### Data records
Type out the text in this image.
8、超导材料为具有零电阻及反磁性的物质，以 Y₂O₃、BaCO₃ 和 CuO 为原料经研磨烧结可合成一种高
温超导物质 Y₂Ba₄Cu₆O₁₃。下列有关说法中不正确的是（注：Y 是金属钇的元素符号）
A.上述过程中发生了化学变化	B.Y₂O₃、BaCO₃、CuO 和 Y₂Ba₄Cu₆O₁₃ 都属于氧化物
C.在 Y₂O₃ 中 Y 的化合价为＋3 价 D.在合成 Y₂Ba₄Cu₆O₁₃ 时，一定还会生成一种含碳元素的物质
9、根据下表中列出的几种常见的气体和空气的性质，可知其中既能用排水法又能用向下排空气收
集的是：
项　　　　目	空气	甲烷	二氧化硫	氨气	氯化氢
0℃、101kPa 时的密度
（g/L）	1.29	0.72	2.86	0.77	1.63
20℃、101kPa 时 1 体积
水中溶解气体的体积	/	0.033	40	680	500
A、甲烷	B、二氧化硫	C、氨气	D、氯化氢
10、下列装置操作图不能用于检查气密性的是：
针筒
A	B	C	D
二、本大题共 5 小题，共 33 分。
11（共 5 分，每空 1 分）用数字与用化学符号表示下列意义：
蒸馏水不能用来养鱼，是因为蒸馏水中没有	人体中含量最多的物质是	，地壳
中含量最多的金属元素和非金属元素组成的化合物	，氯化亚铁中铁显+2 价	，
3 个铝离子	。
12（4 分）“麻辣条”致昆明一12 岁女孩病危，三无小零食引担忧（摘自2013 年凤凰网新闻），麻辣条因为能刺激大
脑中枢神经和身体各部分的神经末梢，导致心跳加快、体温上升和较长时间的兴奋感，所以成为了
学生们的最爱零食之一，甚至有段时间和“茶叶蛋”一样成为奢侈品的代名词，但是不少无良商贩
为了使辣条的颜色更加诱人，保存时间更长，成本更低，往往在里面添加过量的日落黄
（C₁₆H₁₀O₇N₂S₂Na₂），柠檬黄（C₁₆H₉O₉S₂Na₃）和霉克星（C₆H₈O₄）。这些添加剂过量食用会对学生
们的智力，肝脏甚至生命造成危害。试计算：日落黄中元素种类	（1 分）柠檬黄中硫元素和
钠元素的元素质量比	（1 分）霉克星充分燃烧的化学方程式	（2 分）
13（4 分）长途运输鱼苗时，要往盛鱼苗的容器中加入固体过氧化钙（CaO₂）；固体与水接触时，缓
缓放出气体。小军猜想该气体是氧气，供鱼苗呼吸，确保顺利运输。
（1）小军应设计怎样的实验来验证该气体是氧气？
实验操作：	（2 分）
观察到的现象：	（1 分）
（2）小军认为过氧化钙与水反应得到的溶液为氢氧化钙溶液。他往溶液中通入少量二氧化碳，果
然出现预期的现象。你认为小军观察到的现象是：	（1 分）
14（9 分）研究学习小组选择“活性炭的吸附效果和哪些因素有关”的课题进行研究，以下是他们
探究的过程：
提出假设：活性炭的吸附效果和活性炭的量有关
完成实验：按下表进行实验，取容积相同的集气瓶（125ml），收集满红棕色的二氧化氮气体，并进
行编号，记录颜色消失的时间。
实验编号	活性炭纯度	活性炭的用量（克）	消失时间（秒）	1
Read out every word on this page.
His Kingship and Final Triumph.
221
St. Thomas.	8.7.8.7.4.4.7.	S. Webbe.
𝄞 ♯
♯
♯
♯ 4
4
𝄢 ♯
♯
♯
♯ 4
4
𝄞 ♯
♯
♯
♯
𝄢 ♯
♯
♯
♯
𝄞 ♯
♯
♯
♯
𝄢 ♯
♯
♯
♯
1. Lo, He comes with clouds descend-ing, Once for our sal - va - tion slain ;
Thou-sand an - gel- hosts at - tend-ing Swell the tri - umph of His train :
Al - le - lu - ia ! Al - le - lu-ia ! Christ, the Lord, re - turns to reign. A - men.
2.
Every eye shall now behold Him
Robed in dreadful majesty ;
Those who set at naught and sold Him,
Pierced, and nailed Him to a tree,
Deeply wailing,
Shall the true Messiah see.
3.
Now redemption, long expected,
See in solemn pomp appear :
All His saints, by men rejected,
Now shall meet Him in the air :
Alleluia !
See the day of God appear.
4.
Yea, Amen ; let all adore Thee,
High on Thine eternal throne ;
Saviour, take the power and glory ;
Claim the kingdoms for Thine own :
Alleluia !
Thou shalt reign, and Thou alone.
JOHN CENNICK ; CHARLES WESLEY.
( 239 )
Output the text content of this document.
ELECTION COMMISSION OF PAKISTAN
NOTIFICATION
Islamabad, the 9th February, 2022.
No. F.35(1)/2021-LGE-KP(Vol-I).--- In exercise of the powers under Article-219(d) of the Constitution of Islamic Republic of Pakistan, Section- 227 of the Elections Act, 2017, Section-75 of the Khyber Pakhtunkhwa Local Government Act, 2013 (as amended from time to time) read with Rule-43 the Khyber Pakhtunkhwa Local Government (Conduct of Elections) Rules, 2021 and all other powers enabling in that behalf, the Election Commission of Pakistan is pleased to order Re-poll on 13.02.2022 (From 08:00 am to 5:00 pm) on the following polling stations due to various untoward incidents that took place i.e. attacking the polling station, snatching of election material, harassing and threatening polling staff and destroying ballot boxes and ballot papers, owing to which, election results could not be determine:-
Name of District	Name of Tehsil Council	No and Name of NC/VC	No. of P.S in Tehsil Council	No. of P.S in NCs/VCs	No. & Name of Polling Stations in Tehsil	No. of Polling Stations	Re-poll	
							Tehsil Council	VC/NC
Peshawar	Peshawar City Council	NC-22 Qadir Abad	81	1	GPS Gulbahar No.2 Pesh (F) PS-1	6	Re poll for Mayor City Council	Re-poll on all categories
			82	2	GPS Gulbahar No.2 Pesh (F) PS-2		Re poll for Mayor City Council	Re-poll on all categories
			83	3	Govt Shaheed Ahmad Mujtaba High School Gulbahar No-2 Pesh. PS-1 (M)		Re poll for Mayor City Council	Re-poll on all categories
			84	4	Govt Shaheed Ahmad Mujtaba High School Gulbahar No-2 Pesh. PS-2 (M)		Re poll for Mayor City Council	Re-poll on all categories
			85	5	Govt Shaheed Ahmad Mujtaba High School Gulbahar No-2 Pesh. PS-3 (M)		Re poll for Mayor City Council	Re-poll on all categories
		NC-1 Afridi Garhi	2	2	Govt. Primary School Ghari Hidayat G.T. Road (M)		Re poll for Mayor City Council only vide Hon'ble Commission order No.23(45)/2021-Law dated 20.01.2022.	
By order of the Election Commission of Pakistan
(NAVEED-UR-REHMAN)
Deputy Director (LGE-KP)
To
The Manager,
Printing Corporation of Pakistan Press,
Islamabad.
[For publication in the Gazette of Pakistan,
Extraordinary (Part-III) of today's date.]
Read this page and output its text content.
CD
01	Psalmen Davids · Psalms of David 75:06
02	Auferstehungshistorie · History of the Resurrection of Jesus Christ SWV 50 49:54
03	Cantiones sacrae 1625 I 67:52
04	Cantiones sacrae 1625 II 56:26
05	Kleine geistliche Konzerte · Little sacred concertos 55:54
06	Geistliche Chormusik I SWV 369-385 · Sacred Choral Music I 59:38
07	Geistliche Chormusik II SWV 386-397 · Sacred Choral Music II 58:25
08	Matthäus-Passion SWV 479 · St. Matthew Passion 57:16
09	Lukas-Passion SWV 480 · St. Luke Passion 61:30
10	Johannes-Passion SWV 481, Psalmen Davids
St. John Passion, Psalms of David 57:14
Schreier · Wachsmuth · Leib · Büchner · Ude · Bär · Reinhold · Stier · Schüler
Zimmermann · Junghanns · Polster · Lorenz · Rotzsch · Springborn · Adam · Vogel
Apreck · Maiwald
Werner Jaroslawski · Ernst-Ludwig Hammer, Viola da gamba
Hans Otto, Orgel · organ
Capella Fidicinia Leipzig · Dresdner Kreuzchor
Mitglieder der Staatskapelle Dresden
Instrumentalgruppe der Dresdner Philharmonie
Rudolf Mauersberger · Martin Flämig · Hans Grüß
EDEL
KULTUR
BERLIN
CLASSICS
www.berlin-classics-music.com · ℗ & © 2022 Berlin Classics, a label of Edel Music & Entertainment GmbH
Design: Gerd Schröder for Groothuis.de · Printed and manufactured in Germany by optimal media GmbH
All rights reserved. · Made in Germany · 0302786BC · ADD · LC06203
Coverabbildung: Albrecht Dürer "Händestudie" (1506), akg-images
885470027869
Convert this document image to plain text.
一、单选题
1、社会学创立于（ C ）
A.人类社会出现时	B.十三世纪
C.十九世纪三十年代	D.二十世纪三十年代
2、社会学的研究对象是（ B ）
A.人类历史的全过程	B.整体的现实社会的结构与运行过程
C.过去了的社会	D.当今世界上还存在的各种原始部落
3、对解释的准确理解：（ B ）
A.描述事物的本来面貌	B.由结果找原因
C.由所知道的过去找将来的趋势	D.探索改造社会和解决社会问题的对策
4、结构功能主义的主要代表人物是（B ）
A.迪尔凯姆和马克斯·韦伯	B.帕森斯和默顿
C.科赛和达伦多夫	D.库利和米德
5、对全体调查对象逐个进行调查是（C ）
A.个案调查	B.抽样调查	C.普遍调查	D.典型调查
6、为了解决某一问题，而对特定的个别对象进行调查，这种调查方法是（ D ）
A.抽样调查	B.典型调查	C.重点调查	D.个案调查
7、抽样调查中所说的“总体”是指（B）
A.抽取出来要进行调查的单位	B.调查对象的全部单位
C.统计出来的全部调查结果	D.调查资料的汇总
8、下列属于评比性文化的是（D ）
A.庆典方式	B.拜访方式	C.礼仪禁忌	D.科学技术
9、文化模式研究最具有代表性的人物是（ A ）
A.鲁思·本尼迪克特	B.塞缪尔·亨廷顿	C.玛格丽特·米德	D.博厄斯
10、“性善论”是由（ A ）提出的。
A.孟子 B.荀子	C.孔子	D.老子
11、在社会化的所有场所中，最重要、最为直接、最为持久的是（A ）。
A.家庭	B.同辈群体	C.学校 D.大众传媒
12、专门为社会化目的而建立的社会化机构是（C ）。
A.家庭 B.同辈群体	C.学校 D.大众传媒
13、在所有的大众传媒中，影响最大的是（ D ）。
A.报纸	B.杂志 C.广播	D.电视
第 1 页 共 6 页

### Task prompt
Return precisely the lines of the records, starting with the line that holds "Convert this document image to plain text." and ending with the last one.

### Result of the exercise
Convert this document image to plain text.
一、单选题
1、社会学创立于（ C ）
A.人类社会出现时	B.十三世纪
C.十九世纪三十年代	D.二十世纪三十年代
2、社会学的研究对象是（ B ）
A.人类历史的全过程	B.整体的现实社会的结构与运行过程
C.过去了的社会	D.当今世界上还存在的各种原始部落
3、对解释的准确理解：（ B ）
A.描述事物的本来面貌	B.由结果找原因
C.由所知道的过去找将来的趋势	D.探索改造社会和解决社会问题的对策
4、结构功能主义的主要代表人物是（B ）
A.迪尔凯姆和马克斯·韦伯	B.帕森斯和默顿
C.科赛和达伦多夫	D.库利和米德
5、对全体调查对象逐个进行调查是（C ）
A.个案调查	B.抽样调查	C.普遍调查	D.典型调查
6、为了解决某一问题，而对特定的个别对象进行调查，这种调查方法是（ D ）
A.抽样调查	B.典型调查	C.重点调查	D.个案调查
7、抽样调查中所说的“总体”是指（B）
A.抽取出来要进行调查的单位	B.调查对象的全部单位
C.统计出来的全部调查结果	D.调查资料的汇总
8、下列属于评比性文化的是（D ）
A.庆典方式	B.拜访方式	C.礼仪禁忌	D.科学技术
9、文化模式研究最具有代表性的人物是（ A ）
A.鲁思·本尼迪克特	B.塞缪尔·亨廷顿	C.玛格丽特·米德	D.博厄斯
10、“性善论”是由（ A ）提出的。
A.孟子 B.荀子	C.孔子	D.老子
11、在社会化的所有场所中，最重要、最为直接、最为持久的是（A ）。
A.家庭	B.同辈群体	C.学校 D.大众传媒
12、专门为社会化目的而建立的社会化机构是（C ）。
A.家庭 B.同辈群体	C.学校 D.大众传媒
13、在所有的大众传媒中，影响最大的是（ D ）。
A.报纸	B.杂志 C.广播	D.电视
第 1 页 共 6 页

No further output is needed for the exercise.